═══ MATERIAL SUPPLIED

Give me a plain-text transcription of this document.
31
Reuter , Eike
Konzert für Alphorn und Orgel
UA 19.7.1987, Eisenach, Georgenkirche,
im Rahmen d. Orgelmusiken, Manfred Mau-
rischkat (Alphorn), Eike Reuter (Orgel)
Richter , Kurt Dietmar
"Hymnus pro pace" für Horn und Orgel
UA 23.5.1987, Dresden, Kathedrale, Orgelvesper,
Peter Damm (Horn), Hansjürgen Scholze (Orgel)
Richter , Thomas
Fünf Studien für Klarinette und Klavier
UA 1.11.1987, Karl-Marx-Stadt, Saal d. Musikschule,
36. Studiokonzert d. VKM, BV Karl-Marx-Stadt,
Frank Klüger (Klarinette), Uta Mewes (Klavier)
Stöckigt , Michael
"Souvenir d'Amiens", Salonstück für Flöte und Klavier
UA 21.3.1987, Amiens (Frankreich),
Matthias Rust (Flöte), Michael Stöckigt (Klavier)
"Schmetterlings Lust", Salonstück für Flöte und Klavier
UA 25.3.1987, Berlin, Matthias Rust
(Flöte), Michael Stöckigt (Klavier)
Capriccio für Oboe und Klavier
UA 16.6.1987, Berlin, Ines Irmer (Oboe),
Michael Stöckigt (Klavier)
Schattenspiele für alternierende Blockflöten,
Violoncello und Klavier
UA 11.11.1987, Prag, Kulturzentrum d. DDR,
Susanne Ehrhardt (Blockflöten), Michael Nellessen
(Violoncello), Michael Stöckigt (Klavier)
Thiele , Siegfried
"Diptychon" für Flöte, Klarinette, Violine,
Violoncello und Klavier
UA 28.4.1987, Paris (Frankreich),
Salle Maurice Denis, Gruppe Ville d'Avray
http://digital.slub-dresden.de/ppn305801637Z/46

══════
═══ MATERIAL SUPPLIED

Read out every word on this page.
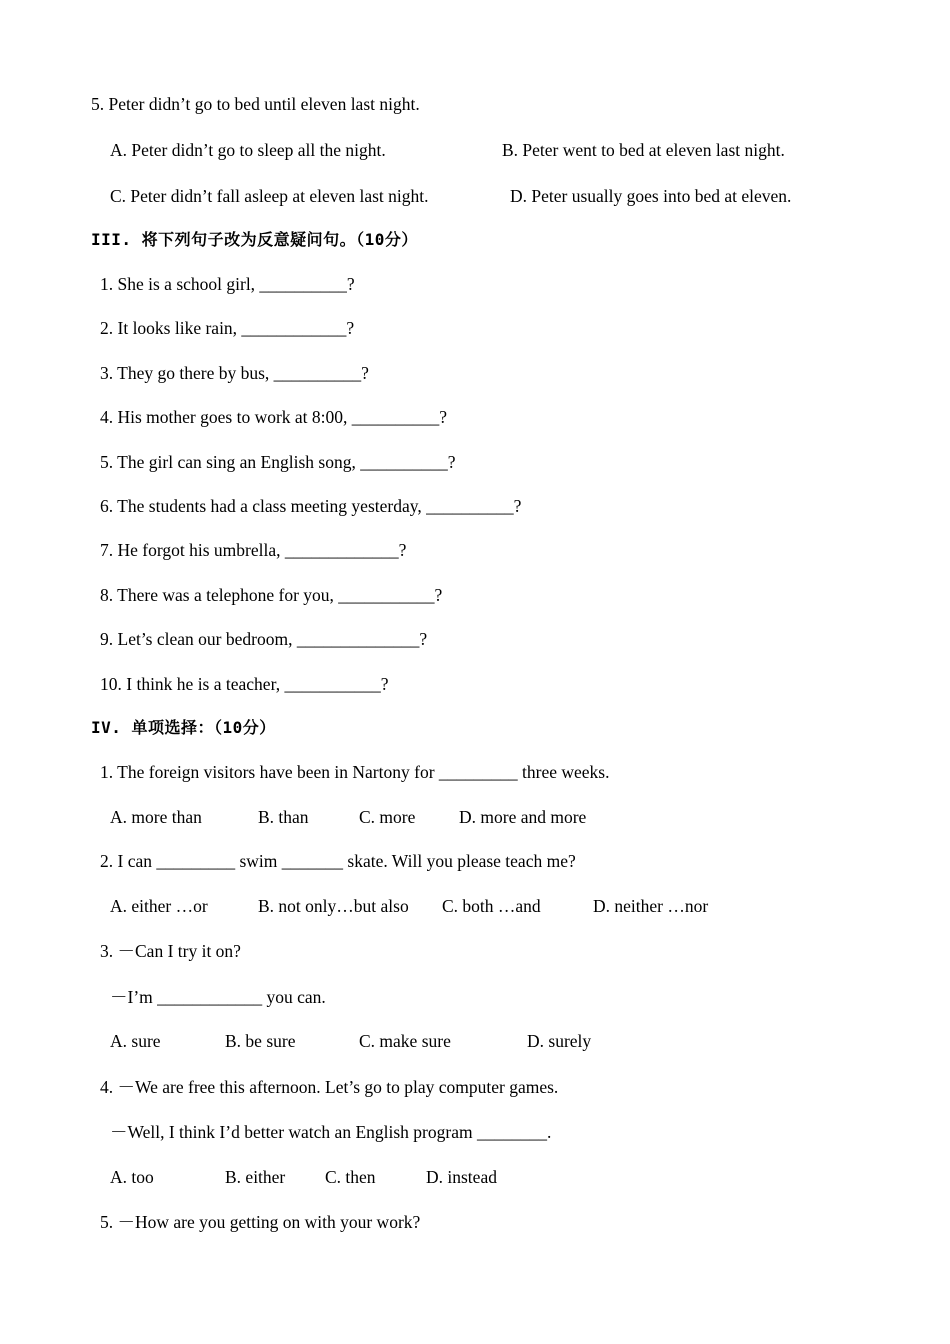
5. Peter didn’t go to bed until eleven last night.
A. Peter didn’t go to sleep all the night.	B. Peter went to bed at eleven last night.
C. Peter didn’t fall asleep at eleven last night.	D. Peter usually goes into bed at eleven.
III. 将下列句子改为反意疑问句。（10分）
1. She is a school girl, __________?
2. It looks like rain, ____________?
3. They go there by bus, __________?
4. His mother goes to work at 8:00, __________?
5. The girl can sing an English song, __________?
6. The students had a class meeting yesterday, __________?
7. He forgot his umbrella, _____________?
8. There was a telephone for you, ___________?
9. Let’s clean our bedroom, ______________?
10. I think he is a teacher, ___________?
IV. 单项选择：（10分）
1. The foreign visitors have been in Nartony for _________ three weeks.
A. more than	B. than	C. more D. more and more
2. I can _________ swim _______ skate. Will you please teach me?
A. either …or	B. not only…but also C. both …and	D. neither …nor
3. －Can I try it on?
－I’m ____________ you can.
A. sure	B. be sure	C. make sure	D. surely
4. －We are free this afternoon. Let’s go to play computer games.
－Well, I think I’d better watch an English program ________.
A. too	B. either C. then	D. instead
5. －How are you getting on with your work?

══════

▶ [SHORT TASK] Identify and list each line with the word "last".

▶ [RESULT FOR THIS TASK]
5. Peter didn’t go to bed until eleven last night.
A. Peter didn’t go to sleep all the night.	B. Peter went to bed at eleven last night.
C. Peter didn’t fall asleep at eleven last night.	D. Peter usually goes into bed at eleven.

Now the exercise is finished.